__The request__.
Pick every line from the data that holds the word "года".

__Input for this task__.
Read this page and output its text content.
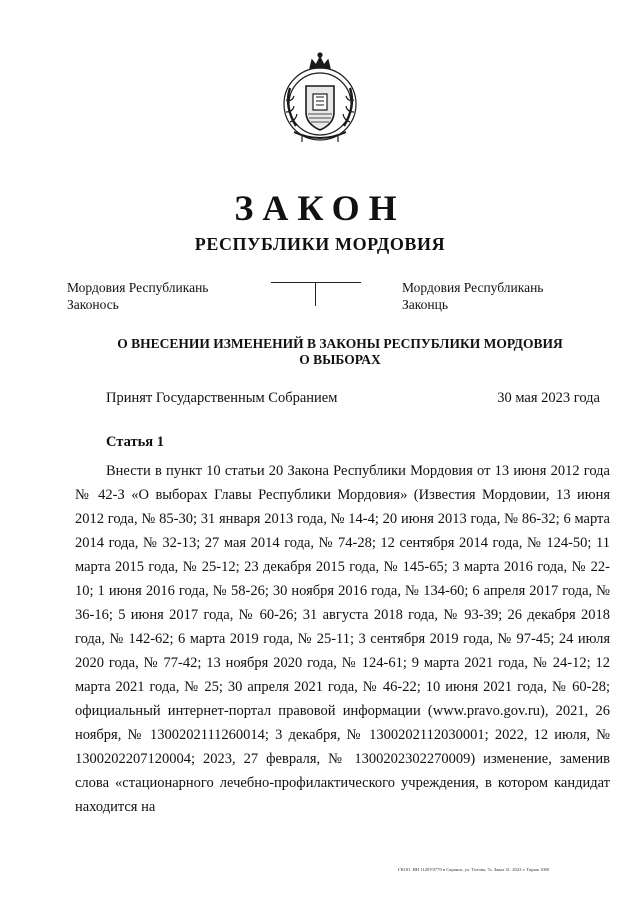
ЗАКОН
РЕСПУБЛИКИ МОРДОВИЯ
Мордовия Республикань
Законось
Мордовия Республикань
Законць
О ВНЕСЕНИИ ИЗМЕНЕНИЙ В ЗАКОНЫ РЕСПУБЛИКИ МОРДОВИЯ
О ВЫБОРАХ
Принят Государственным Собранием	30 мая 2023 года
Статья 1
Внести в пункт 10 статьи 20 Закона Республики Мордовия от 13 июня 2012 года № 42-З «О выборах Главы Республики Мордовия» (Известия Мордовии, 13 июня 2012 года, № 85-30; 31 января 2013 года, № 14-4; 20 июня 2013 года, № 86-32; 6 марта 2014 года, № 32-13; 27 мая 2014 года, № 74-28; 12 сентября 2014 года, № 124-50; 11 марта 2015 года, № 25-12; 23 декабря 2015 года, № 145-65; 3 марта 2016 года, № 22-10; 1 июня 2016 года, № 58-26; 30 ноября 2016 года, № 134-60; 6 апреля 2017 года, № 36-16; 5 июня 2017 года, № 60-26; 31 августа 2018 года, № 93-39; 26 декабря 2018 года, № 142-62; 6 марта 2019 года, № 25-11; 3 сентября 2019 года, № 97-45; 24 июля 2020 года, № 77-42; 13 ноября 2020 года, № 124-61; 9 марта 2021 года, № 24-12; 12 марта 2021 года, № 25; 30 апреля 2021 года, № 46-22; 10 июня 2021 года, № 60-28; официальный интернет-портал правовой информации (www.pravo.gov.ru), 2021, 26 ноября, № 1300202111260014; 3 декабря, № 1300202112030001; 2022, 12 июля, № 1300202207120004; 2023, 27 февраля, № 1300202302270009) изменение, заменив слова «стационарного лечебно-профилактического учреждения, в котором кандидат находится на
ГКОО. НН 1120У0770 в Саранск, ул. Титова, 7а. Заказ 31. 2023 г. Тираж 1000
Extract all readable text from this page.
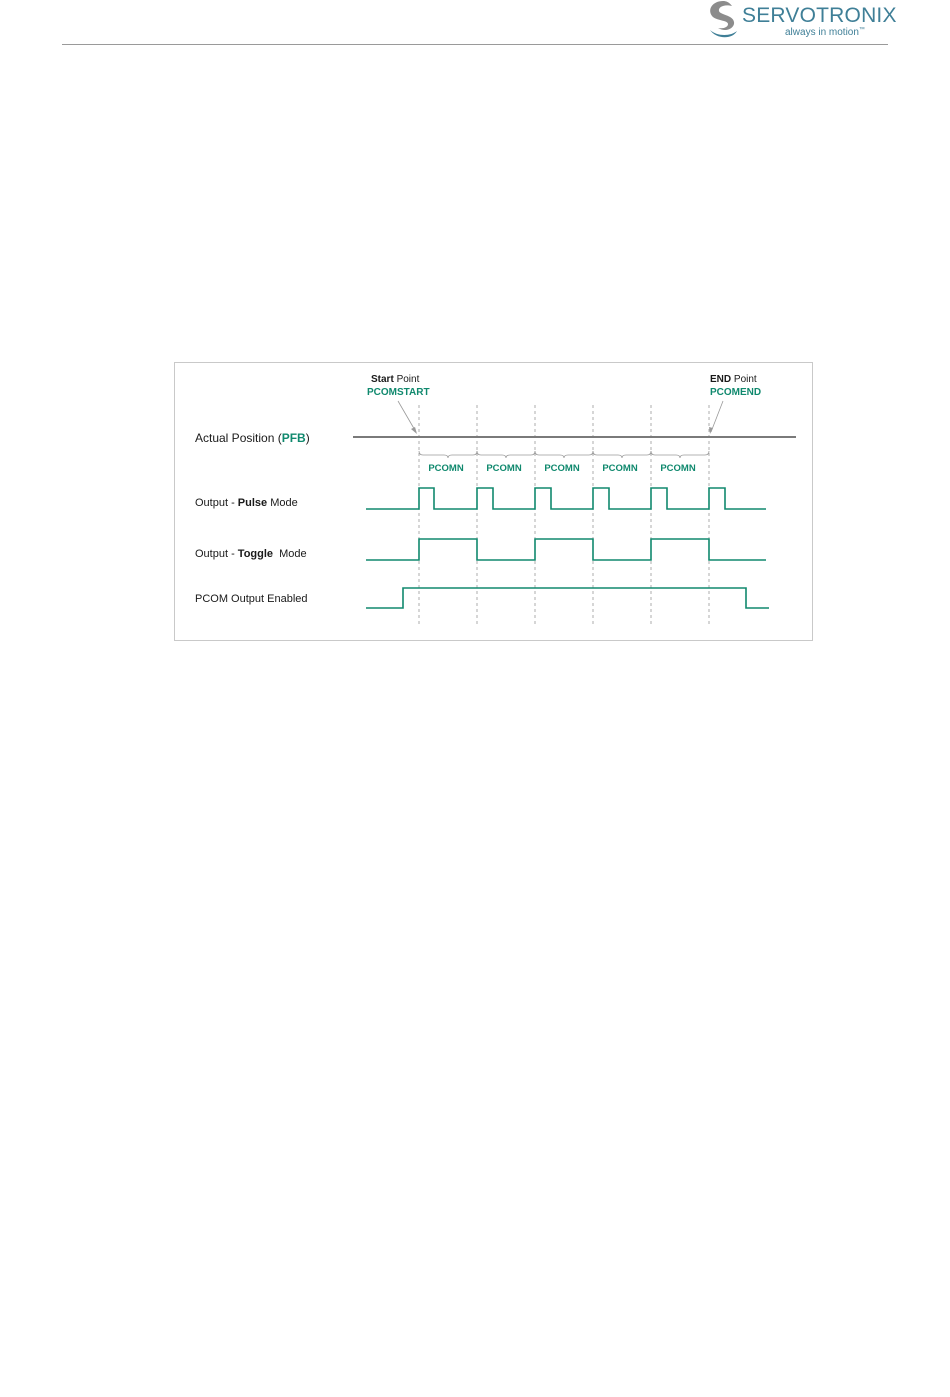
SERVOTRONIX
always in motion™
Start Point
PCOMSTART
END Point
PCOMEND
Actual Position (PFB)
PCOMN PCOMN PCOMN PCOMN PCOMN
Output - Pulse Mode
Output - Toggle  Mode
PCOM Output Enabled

__The result__.
Принят Государственным Собранием	30 мая 2023 года
Внести в пункт 10 статьи 20 Закона Республики Мордовия от 13 июня 2012 года № 42-З «О выборах Главы Республики Мордовия» (Известия Мордовии, 13 июня 2012 года, № 85-30; 31 января 2013 года, № 14-4; 20 июня 2013 года, № 86-32; 6 марта 2014 года, № 32-13; 27 мая 2014 года, № 74-28; 12 сентября 2014 года, № 124-50; 11 марта 2015 года, № 25-12; 23 декабря 2015 года, № 145-65; 3 марта 2016 года, № 22-10; 1 июня 2016 года, № 58-26; 30 ноября 2016 года, № 134-60; 6 апреля 2017 года, № 36-16; 5 июня 2017 года, № 60-26; 31 августа 2018 года, № 93-39; 26 декабря 2018 года, № 142-62; 6 марта 2019 года, № 25-11; 3 сентября 2019 года, № 97-45; 24 июля 2020 года, № 77-42; 13 ноября 2020 года, № 124-61; 9 марта 2021 года, № 24-12; 12 марта 2021 года, № 25; 30 апреля 2021 года, № 46-22; 10 июня 2021 года, № 60-28; официальный интернет-портал правовой информации (www.pravo.gov.ru), 2021, 26 ноября, № 1300202111260014; 3 декабря, № 1300202112030001; 2022, 12 июля, № 1300202207120004; 2023, 27 февраля, № 1300202302270009) изменение, заменив слова «стационарного лечебно-профилактического учреждения, в котором кандидат находится на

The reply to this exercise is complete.